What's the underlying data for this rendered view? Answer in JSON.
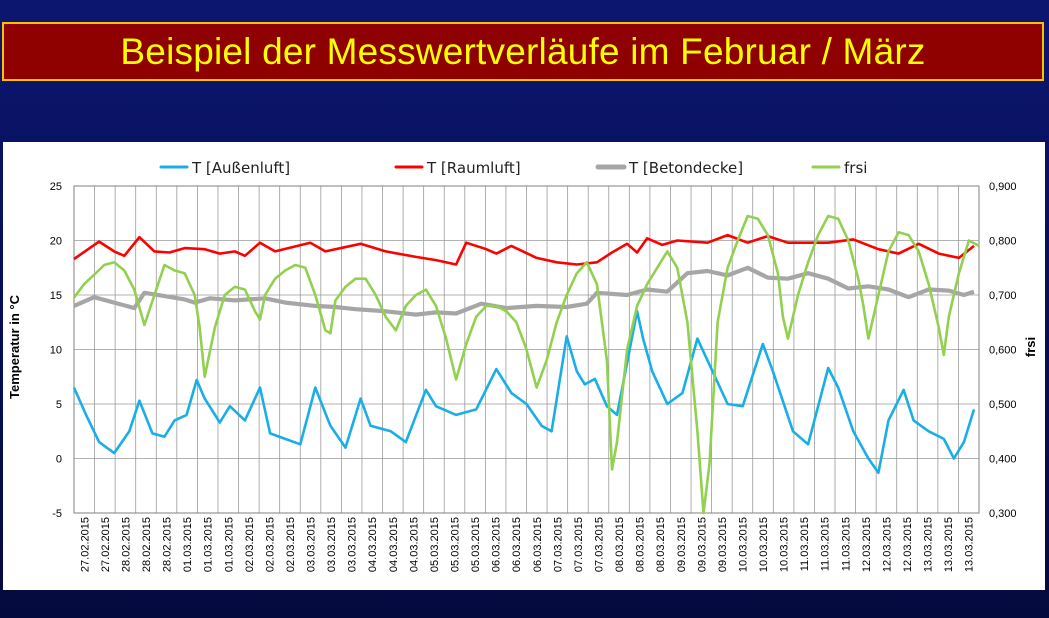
{
  "slide": {
    "title": "Beispiel der Messwertverläufe im Februar / März"
  },
  "colors": {
    "aussenluft": "#1aaee6",
    "raumluft": "#ff0000",
    "betondecke": "#a6a6a6",
    "frsi": "#92d050"
  },
  "chart_data": {
    "type": "line",
    "ylabel": "Temperatur in °C",
    "y2label": "frsi",
    "ylim": [
      -5,
      25
    ],
    "y_ticks": [
      "-5",
      "0",
      "5",
      "10",
      "15",
      "20",
      "25"
    ],
    "y2lim": [
      0.3,
      0.9
    ],
    "y2_ticks": [
      "0,300",
      "0,400",
      "0,500",
      "0,600",
      "0,700",
      "0,800",
      "0,900"
    ],
    "grid": true,
    "legend_position": "top",
    "x_dates": [
      "27.02.2015",
      "27.02.2015",
      "28.02.2015",
      "28.02.2015",
      "28.02.2015",
      "01.03.2015",
      "01.03.2015",
      "01.03.2015",
      "02.03.2015",
      "02.03.2015",
      "02.03.2015",
      "03.03.2015",
      "03.03.2015",
      "03.03.2015",
      "04.03.2015",
      "04.03.2015",
      "04.03.2015",
      "05.03.2015",
      "05.03.2015",
      "05.03.2015",
      "06.03.2015",
      "06.03.2015",
      "06.03.2015",
      "07.03.2015",
      "07.03.2015",
      "07.03.2015",
      "08.03.2015",
      "08.03.2015",
      "08.03.2015",
      "09.03.2015",
      "09.03.2015",
      "09.03.2015",
      "10.03.2015",
      "10.03.2015",
      "10.03.2015",
      "11.03.2015",
      "11.03.2015",
      "11.03.2015",
      "12.03.2015",
      "12.03.2015",
      "12.03.2015",
      "13.03.2015",
      "13.03.2015",
      "13.03.2015"
    ],
    "series": [
      {
        "name": "T [Außenluft]",
        "axis": "left",
        "values": [
          [
            0,
            6.5
          ],
          [
            1.2,
            4.0
          ],
          [
            2.5,
            1.5
          ],
          [
            4.0,
            0.5
          ],
          [
            5.5,
            2.5
          ],
          [
            6.5,
            5.3
          ],
          [
            7.8,
            2.3
          ],
          [
            9.0,
            2.0
          ],
          [
            10.0,
            3.5
          ],
          [
            11.2,
            4.0
          ],
          [
            12.2,
            7.2
          ],
          [
            13.0,
            5.5
          ],
          [
            14.5,
            3.3
          ],
          [
            15.5,
            4.8
          ],
          [
            17.0,
            3.5
          ],
          [
            18.5,
            6.5
          ],
          [
            19.5,
            2.3
          ],
          [
            21.0,
            1.8
          ],
          [
            22.5,
            1.3
          ],
          [
            24.0,
            6.5
          ],
          [
            25.5,
            3.0
          ],
          [
            27.0,
            1.0
          ],
          [
            28.5,
            5.5
          ],
          [
            29.5,
            3.0
          ],
          [
            31.5,
            2.5
          ],
          [
            33.0,
            1.5
          ],
          [
            35.0,
            6.3
          ],
          [
            36.0,
            4.8
          ],
          [
            38.0,
            4.0
          ],
          [
            40.0,
            4.5
          ],
          [
            42.0,
            8.2
          ],
          [
            43.5,
            6.0
          ],
          [
            45.0,
            5.0
          ],
          [
            46.5,
            3.0
          ],
          [
            47.5,
            2.5
          ],
          [
            49.0,
            11.2
          ],
          [
            50.0,
            8.0
          ],
          [
            50.8,
            6.8
          ],
          [
            51.8,
            7.3
          ],
          [
            53.0,
            4.8
          ],
          [
            54.0,
            4.0
          ],
          [
            56.0,
            13.5
          ],
          [
            56.6,
            11.0
          ],
          [
            57.5,
            8.0
          ],
          [
            59.0,
            5.0
          ],
          [
            60.5,
            6.0
          ],
          [
            62.0,
            11.0
          ],
          [
            63.0,
            9.0
          ],
          [
            65.0,
            5.0
          ],
          [
            66.5,
            4.8
          ],
          [
            68.5,
            10.5
          ],
          [
            69.5,
            8.0
          ],
          [
            71.5,
            2.5
          ],
          [
            73.0,
            1.3
          ],
          [
            75.0,
            8.3
          ],
          [
            76.0,
            6.5
          ],
          [
            77.5,
            2.5
          ],
          [
            79.0,
            0.0
          ],
          [
            80.0,
            -1.3
          ],
          [
            81.0,
            3.5
          ],
          [
            82.5,
            6.3
          ],
          [
            83.5,
            3.5
          ],
          [
            85.0,
            2.5
          ],
          [
            86.5,
            1.8
          ],
          [
            87.5,
            0.0
          ],
          [
            88.5,
            1.5
          ],
          [
            89.5,
            4.5
          ]
        ]
      },
      {
        "name": "T [Raumluft]",
        "axis": "left",
        "values": [
          [
            0,
            18.3
          ],
          [
            2.5,
            19.9
          ],
          [
            4.0,
            19.0
          ],
          [
            5.0,
            18.6
          ],
          [
            6.5,
            20.3
          ],
          [
            8.0,
            19.0
          ],
          [
            9.5,
            18.9
          ],
          [
            11.0,
            19.3
          ],
          [
            13.0,
            19.2
          ],
          [
            14.5,
            18.8
          ],
          [
            16.0,
            19.0
          ],
          [
            17.0,
            18.6
          ],
          [
            18.5,
            19.8
          ],
          [
            20.0,
            19.0
          ],
          [
            23.5,
            19.8
          ],
          [
            25.0,
            19.0
          ],
          [
            28.5,
            19.7
          ],
          [
            31.0,
            19.0
          ],
          [
            34.0,
            18.5
          ],
          [
            36.0,
            18.2
          ],
          [
            38.0,
            17.8
          ],
          [
            39.0,
            19.8
          ],
          [
            41.0,
            19.2
          ],
          [
            42.0,
            18.8
          ],
          [
            43.5,
            19.5
          ],
          [
            46.0,
            18.4
          ],
          [
            48.0,
            18.0
          ],
          [
            50.0,
            17.8
          ],
          [
            52.0,
            18.0
          ],
          [
            53.5,
            18.9
          ],
          [
            55.0,
            19.7
          ],
          [
            56.0,
            18.9
          ],
          [
            57.0,
            20.2
          ],
          [
            58.5,
            19.6
          ],
          [
            60.0,
            20.0
          ],
          [
            63.0,
            19.8
          ],
          [
            65.0,
            20.5
          ],
          [
            67.0,
            19.8
          ],
          [
            69.0,
            20.4
          ],
          [
            71.0,
            19.8
          ],
          [
            73.0,
            19.8
          ],
          [
            75.0,
            19.8
          ],
          [
            77.5,
            20.1
          ],
          [
            80.0,
            19.2
          ],
          [
            82.0,
            18.8
          ],
          [
            84.0,
            19.7
          ],
          [
            86.0,
            18.8
          ],
          [
            88.0,
            18.4
          ],
          [
            89.5,
            19.5
          ]
        ]
      },
      {
        "name": "T [Betondecke]",
        "axis": "left",
        "values": [
          [
            0,
            14.0
          ],
          [
            2.0,
            14.8
          ],
          [
            4.0,
            14.3
          ],
          [
            6.0,
            13.8
          ],
          [
            7.0,
            15.2
          ],
          [
            9.0,
            14.9
          ],
          [
            11.0,
            14.6
          ],
          [
            12.0,
            14.3
          ],
          [
            13.5,
            14.7
          ],
          [
            16.0,
            14.5
          ],
          [
            19.0,
            14.7
          ],
          [
            21.0,
            14.3
          ],
          [
            24.0,
            14.0
          ],
          [
            26.0,
            13.9
          ],
          [
            28.0,
            13.7
          ],
          [
            31.0,
            13.5
          ],
          [
            34.0,
            13.2
          ],
          [
            36.0,
            13.4
          ],
          [
            38.0,
            13.3
          ],
          [
            40.5,
            14.2
          ],
          [
            43.0,
            13.8
          ],
          [
            46.0,
            14.0
          ],
          [
            49.0,
            13.9
          ],
          [
            51.0,
            14.2
          ],
          [
            52.0,
            15.2
          ],
          [
            55.0,
            15.0
          ],
          [
            57.0,
            15.5
          ],
          [
            59.0,
            15.3
          ],
          [
            61.0,
            17.0
          ],
          [
            63.0,
            17.2
          ],
          [
            65.0,
            16.8
          ],
          [
            67.0,
            17.5
          ],
          [
            69.0,
            16.6
          ],
          [
            71.0,
            16.5
          ],
          [
            73.0,
            17.0
          ],
          [
            75.0,
            16.5
          ],
          [
            77.0,
            15.6
          ],
          [
            79.0,
            15.8
          ],
          [
            81.0,
            15.5
          ],
          [
            83.0,
            14.8
          ],
          [
            85.0,
            15.5
          ],
          [
            87.0,
            15.4
          ],
          [
            88.5,
            15.0
          ],
          [
            89.5,
            15.3
          ]
        ]
      },
      {
        "name": "frsi",
        "axis": "right",
        "values": [
          [
            0,
            0.695
          ],
          [
            1.0,
            0.72
          ],
          [
            2.0,
            0.737
          ],
          [
            3.0,
            0.755
          ],
          [
            4.0,
            0.76
          ],
          [
            5.0,
            0.745
          ],
          [
            6.0,
            0.71
          ],
          [
            7.0,
            0.645
          ],
          [
            8.0,
            0.7
          ],
          [
            9.0,
            0.755
          ],
          [
            10.0,
            0.745
          ],
          [
            11.0,
            0.74
          ],
          [
            12.0,
            0.7
          ],
          [
            12.5,
            0.64
          ],
          [
            13.0,
            0.55
          ],
          [
            14.0,
            0.64
          ],
          [
            15.0,
            0.7
          ],
          [
            16.0,
            0.715
          ],
          [
            17.0,
            0.71
          ],
          [
            18.0,
            0.67
          ],
          [
            18.5,
            0.655
          ],
          [
            19.0,
            0.7
          ],
          [
            20.0,
            0.73
          ],
          [
            21.0,
            0.745
          ],
          [
            22.0,
            0.755
          ],
          [
            23.0,
            0.75
          ],
          [
            24.0,
            0.7
          ],
          [
            25.0,
            0.635
          ],
          [
            25.5,
            0.63
          ],
          [
            26.0,
            0.69
          ],
          [
            27.0,
            0.715
          ],
          [
            28.0,
            0.73
          ],
          [
            29.0,
            0.73
          ],
          [
            30.0,
            0.7
          ],
          [
            31.0,
            0.66
          ],
          [
            32.0,
            0.635
          ],
          [
            33.0,
            0.68
          ],
          [
            34.0,
            0.7
          ],
          [
            35.0,
            0.71
          ],
          [
            36.0,
            0.68
          ],
          [
            37.0,
            0.62
          ],
          [
            38.0,
            0.545
          ],
          [
            39.0,
            0.61
          ],
          [
            40.0,
            0.66
          ],
          [
            41.0,
            0.68
          ],
          [
            42.0,
            0.68
          ],
          [
            43.0,
            0.67
          ],
          [
            44.0,
            0.65
          ],
          [
            45.0,
            0.6
          ],
          [
            46.0,
            0.53
          ],
          [
            47.0,
            0.58
          ],
          [
            48.0,
            0.65
          ],
          [
            49.0,
            0.7
          ],
          [
            50.0,
            0.74
          ],
          [
            51.0,
            0.76
          ],
          [
            52.0,
            0.72
          ],
          [
            53.0,
            0.58
          ],
          [
            53.5,
            0.38
          ],
          [
            54.0,
            0.43
          ],
          [
            55.0,
            0.6
          ],
          [
            56.0,
            0.68
          ],
          [
            57.0,
            0.72
          ],
          [
            58.0,
            0.75
          ],
          [
            59.0,
            0.78
          ],
          [
            60.0,
            0.75
          ],
          [
            61.0,
            0.65
          ],
          [
            62.0,
            0.45
          ],
          [
            62.6,
            0.3
          ],
          [
            63.2,
            0.39
          ],
          [
            64.0,
            0.65
          ],
          [
            65.0,
            0.75
          ],
          [
            66.0,
            0.8
          ],
          [
            67.0,
            0.845
          ],
          [
            68.0,
            0.84
          ],
          [
            69.0,
            0.81
          ],
          [
            70.0,
            0.74
          ],
          [
            70.5,
            0.66
          ],
          [
            71.0,
            0.62
          ],
          [
            72.0,
            0.7
          ],
          [
            73.0,
            0.76
          ],
          [
            74.0,
            0.81
          ],
          [
            75.0,
            0.845
          ],
          [
            76.0,
            0.84
          ],
          [
            77.0,
            0.8
          ],
          [
            78.0,
            0.73
          ],
          [
            78.5,
            0.68
          ],
          [
            79.0,
            0.62
          ],
          [
            80.0,
            0.7
          ],
          [
            81.0,
            0.78
          ],
          [
            82.0,
            0.815
          ],
          [
            83.0,
            0.81
          ],
          [
            84.0,
            0.78
          ],
          [
            85.0,
            0.72
          ],
          [
            86.0,
            0.64
          ],
          [
            86.5,
            0.59
          ],
          [
            87.0,
            0.66
          ],
          [
            88.0,
            0.74
          ],
          [
            89.0,
            0.8
          ],
          [
            90.0,
            0.79
          ]
        ]
      }
    ]
  }
}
◇ ◇ ◇ ◇ ◇ ◇ ◇
Tally how many lines of the material contain the word "name". The answer must be the number and nothing else.

Output for this exercise:
4